--- start ---

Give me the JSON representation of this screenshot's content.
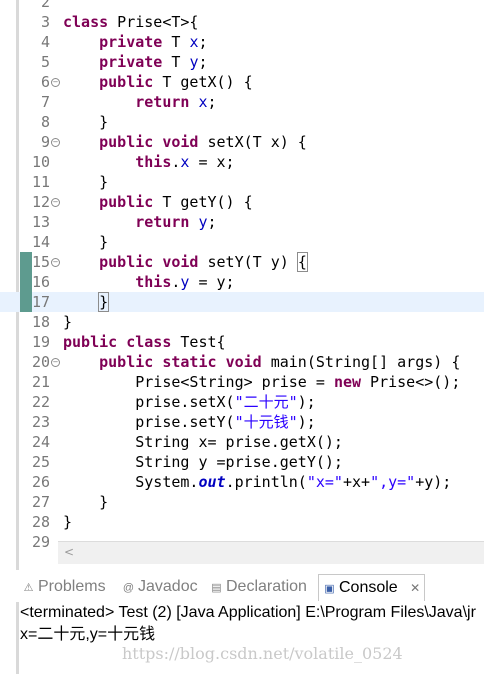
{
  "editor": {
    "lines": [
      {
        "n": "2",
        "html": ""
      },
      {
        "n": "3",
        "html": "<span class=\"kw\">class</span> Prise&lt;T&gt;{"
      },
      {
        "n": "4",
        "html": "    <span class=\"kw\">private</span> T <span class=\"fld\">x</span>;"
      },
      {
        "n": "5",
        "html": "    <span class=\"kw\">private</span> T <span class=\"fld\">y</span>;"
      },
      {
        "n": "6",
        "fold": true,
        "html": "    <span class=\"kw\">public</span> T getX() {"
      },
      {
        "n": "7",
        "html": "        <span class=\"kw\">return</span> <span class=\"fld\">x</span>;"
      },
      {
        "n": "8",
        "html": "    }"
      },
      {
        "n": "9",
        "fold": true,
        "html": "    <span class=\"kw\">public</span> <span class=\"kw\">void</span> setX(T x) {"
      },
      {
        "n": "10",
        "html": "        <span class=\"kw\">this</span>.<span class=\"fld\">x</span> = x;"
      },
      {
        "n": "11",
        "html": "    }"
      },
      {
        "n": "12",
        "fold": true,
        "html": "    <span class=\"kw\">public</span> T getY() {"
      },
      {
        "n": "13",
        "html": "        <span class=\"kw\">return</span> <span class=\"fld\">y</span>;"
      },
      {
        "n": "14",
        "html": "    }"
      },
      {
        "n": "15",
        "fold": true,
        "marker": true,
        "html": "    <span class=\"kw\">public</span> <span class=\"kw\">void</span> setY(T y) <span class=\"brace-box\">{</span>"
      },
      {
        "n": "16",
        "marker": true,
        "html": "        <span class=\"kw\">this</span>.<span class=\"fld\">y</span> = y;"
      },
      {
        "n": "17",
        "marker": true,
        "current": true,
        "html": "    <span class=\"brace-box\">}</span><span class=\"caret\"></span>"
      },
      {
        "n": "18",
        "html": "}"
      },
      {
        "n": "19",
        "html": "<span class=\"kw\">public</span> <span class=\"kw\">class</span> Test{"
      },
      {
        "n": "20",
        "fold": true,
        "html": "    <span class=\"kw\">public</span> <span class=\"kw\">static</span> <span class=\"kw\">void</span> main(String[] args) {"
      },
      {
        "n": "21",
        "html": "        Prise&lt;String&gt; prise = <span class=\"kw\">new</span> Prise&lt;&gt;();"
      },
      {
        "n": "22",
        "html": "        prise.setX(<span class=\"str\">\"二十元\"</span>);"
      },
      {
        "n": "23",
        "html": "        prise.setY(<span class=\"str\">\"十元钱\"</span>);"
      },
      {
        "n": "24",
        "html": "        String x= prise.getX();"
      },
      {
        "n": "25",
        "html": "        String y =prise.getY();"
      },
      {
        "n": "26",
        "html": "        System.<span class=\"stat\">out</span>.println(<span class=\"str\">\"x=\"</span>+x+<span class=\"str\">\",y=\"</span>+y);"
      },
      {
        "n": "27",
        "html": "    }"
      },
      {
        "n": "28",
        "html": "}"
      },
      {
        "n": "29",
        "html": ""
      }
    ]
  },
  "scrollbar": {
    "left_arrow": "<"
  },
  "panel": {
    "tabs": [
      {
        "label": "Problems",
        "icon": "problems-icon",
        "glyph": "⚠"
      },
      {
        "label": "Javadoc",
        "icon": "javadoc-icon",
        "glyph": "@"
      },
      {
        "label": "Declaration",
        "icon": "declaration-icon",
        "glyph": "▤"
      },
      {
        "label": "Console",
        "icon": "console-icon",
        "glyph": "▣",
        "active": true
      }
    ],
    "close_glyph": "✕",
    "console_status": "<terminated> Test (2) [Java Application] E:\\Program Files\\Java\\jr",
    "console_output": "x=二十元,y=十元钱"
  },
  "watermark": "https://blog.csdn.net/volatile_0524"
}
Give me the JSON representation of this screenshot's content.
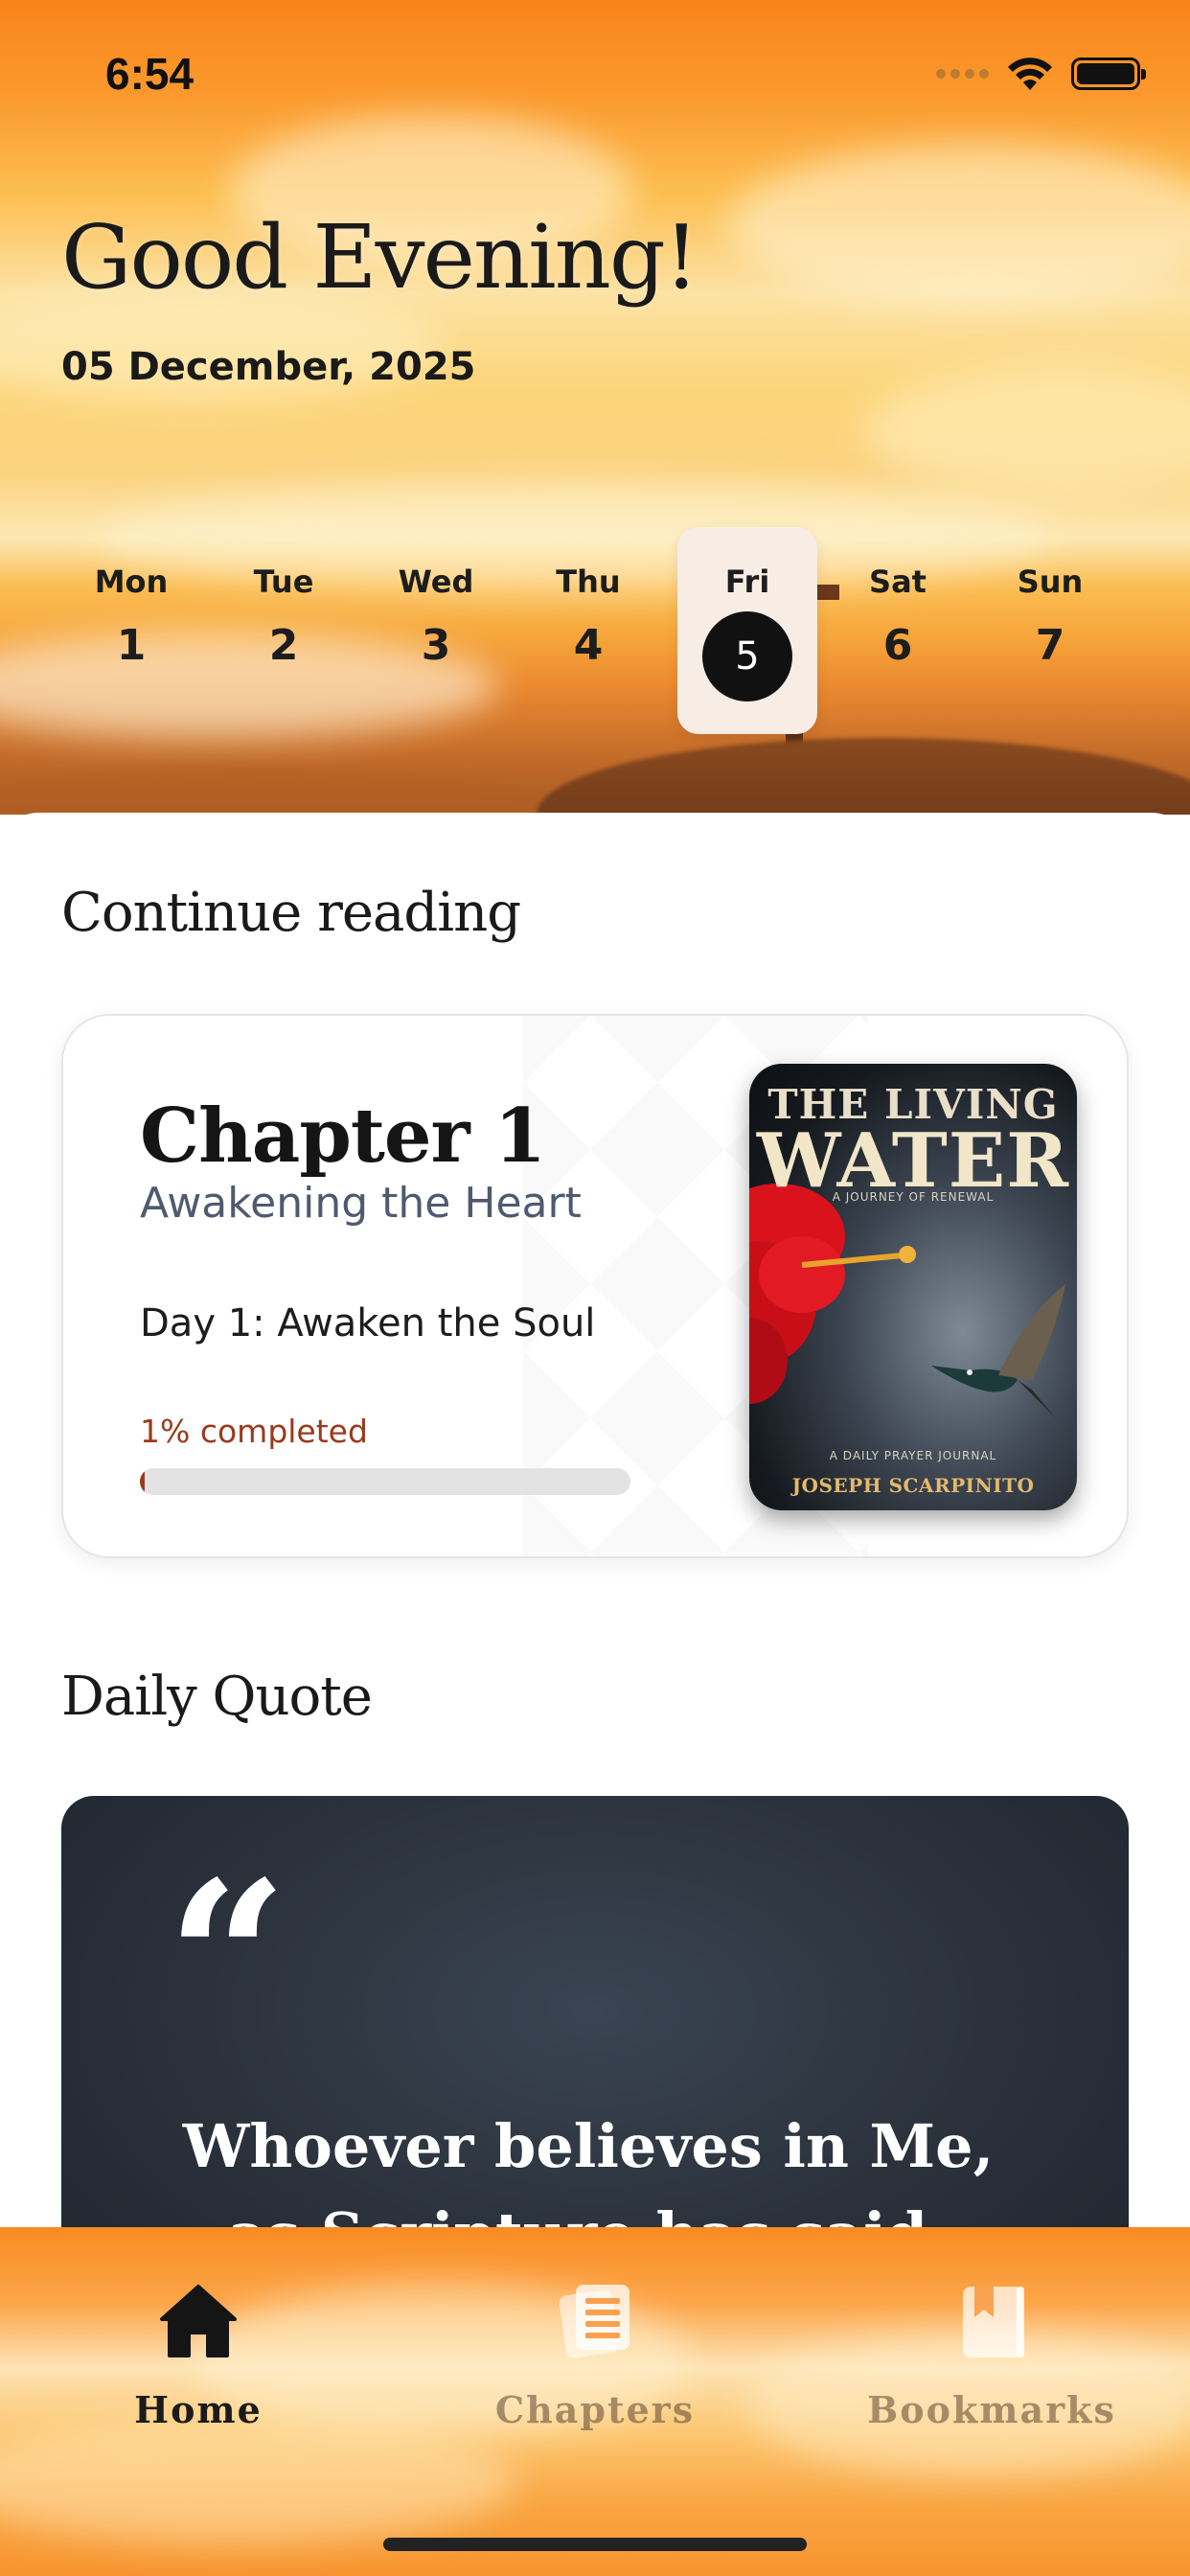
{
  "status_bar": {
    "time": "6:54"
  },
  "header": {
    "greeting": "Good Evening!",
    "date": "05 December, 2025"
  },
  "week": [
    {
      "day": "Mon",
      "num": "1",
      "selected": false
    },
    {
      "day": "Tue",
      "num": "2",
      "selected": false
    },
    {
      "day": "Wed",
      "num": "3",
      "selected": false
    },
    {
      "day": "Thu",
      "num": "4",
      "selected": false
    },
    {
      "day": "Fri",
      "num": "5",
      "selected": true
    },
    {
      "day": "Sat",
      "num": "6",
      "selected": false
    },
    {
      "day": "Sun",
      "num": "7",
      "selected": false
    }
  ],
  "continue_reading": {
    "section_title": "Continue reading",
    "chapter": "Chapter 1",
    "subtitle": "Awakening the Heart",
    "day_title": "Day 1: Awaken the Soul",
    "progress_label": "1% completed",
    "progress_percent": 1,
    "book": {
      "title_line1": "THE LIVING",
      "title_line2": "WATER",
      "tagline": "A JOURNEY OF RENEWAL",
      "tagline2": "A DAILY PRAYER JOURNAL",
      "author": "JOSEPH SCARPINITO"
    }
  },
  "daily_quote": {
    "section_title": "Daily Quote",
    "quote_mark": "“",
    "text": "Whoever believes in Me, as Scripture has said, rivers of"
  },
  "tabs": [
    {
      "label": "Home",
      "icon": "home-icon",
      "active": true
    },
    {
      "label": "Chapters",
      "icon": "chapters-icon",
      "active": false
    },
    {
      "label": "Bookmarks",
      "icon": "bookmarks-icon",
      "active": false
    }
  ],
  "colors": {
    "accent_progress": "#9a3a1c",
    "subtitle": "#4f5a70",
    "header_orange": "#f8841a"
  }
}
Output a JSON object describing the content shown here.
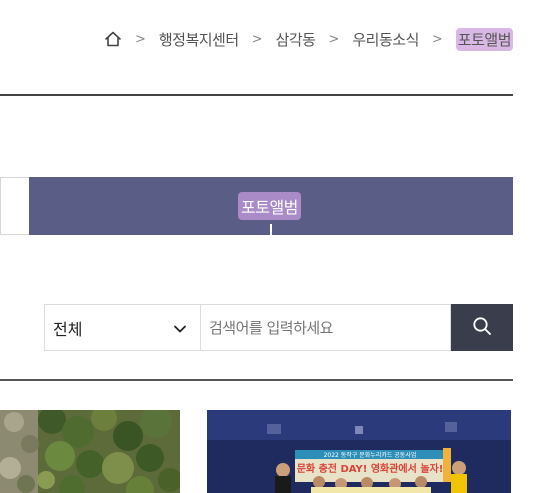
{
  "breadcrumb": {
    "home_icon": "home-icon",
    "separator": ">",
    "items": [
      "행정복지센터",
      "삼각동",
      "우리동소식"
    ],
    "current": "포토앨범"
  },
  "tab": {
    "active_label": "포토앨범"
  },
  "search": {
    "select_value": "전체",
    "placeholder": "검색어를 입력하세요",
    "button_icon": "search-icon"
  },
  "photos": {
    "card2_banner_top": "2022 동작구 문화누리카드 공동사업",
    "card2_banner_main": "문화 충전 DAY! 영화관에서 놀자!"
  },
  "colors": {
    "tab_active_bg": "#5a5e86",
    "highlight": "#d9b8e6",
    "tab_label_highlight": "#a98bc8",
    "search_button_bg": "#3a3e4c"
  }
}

--- end ---

In the listing, find each line with the string "public" and copy it.

        "html": "    <span class=\"kw\">public</span> T getX() {"
        "html": "    <span class=\"kw\">public</span> <span class=\"kw\">void</span> setX(T x) {"
        "html": "    <span class=\"kw\">public</span> T getY() {"
        "html": "    <span class=\"kw\">public</span> <span class=\"kw\">void</span> setY(T y) <span class=\"brace-box\">{</span>"
        "html": "<span class=\"kw\">public</span> <span class=\"kw\">class</span> Test{"
        "html": "    <span class=\"kw\">public</span> <span class=\"kw\">static</span> <span class=\"kw\">void</span> main(String[] args) {"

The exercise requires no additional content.